TASK: Copy each line exactly.

#### GIVEN DATA

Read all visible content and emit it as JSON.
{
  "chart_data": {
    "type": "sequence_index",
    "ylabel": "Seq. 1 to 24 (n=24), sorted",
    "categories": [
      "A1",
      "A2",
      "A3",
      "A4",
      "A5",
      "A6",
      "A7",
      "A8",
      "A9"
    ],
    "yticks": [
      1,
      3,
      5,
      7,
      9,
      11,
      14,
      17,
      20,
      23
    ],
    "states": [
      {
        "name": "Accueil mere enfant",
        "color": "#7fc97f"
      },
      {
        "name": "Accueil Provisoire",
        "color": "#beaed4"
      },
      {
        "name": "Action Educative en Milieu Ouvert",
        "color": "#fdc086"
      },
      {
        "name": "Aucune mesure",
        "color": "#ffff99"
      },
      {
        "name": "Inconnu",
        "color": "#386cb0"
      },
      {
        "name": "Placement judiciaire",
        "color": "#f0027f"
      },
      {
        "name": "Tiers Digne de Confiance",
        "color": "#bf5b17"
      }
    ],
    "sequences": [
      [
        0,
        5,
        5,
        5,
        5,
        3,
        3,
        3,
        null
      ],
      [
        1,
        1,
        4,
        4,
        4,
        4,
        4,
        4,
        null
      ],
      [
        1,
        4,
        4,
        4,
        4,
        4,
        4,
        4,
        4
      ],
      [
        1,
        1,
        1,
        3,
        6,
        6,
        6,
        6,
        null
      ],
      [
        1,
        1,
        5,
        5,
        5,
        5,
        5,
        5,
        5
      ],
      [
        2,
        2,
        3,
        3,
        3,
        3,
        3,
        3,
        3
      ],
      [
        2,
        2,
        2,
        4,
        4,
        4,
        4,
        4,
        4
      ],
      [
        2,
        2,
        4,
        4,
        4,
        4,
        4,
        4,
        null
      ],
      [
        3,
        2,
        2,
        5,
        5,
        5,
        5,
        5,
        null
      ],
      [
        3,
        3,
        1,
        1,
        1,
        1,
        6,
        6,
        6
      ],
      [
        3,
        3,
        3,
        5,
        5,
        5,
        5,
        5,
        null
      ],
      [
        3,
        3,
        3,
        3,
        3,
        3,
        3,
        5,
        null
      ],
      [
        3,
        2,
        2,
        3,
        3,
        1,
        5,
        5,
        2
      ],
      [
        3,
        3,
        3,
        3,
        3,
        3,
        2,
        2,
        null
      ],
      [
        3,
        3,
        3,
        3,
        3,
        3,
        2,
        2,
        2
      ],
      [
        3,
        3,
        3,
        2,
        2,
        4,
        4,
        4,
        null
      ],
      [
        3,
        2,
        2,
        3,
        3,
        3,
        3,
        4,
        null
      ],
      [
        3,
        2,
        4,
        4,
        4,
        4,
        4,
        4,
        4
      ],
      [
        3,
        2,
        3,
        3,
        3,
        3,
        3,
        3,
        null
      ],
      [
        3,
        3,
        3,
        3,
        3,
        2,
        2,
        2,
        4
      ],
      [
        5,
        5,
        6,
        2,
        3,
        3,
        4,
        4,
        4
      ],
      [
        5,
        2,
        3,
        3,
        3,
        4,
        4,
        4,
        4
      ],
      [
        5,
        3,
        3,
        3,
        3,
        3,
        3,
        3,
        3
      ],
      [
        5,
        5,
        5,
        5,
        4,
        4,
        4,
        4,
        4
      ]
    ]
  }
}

########

SOLUTION FOR THIS TASK:
Read all visible content and emit it as JSON.
{
  "chart_data": {
    "type": "sequence_index",
    "ylabel": "Seq. 1 to 24 (n=24), sorted",
    "categories": [
      "A1",
      "A2",
      "A3",
      "A4",
      "A5",
      "A6",
      "A7",
      "A8",
      "A9"
    ],
    "yticks": [
      1,
      3,
      5,
      7,
      9,
      11,
      14,
      17,
      20,
      23
    ],
    "states": [
      {
        "name": "Accueil mere enfant",
        "color": "#7fc97f"
      },
      {
        "name": "Accueil Provisoire",
        "color": "#beaed4"
      },
      {
        "name": "Action Educative en Milieu Ouvert",
        "color": "#fdc086"
      },
      {
        "name": "Aucune mesure",
        "color": "#ffff99"
      },
      {
        "name": "Inconnu",
        "color": "#386cb0"
      },
      {
        "name": "Placement judiciaire",
        "color": "#f0027f"
      },
      {
        "name": "Tiers Digne de Confiance",
        "color": "#bf5b17"
      }
    ],
    "sequences": [
      [
        0,
        5,
        5,
        5,
        5,
        3,
        3,
        3,
        null
      ],
      [
        1,
        1,
        4,
        4,
        4,
        4,
        4,
        4,
        null
      ],
      [
        1,
        4,
        4,
        4,
        4,
        4,
        4,
        4,
        4
      ],
      [
        1,
        1,
        1,
        3,
        6,
        6,
        6,
        6,
        null
      ],
      [
        1,
        1,
        5,
        5,
        5,
        5,
        5,
        5,
        5
      ],
      [
        2,
        2,
        3,
        3,
        3,
        3,
        3,
        3,
        3
      ],
      [
        2,
        2,
        2,
        4,
        4,
        4,
        4,
        4,
        4
      ],
      [
        2,
        2,
        4,
        4,
        4,
        4,
        4,
        4,
        null
      ],
      [
        3,
        2,
        2,
        5,
        5,
        5,
        5,
        5,
        null
      ],
      [
        3,
        3,
        1,
        1,
        1,
        1,
        6,
        6,
        6
      ],
      [
        3,
        3,
        3,
        5,
        5,
        5,
        5,
        5,
        null
      ],
      [
        3,
        3,
        3,
        3,
        3,
        3,
        3,
        5,
        null
      ],
      [
        3,
        2,
        2,
        3,
        3,
        1,
        5,
        5,
        2
      ],
      [
        3,
        3,
        3,
        3,
        3,
        3,
        2,
        2,
        null
      ],
      [
        3,
        3,
        3,
        3,
        3,
        3,
        2,
        2,
        2
      ],
      [
        3,
        3,
        3,
        2,
        2,
        4,
        4,
        4,
        null
      ],
      [
        3,
        2,
        2,
        3,
        3,
        3,
        3,
        4,
        null
      ],
      [
        3,
        2,
        4,
        4,
        4,
        4,
        4,
        4,
        4
      ],
      [
        3,
        2,
        3,
        3,
        3,
        3,
        3,
        3,
        null
      ],
      [
        3,
        3,
        3,
        3,
        3,
        2,
        2,
        2,
        4
      ],
      [
        5,
        5,
        6,
        2,
        3,
        3,
        4,
        4,
        4
      ],
      [
        5,
        2,
        3,
        3,
        3,
        4,
        4,
        4,
        4
      ],
      [
        5,
        3,
        3,
        3,
        3,
        3,
        3,
        3,
        3
      ],
      [
        5,
        5,
        5,
        5,
        4,
        4,
        4,
        4,
        4
      ]
    ]
  }
}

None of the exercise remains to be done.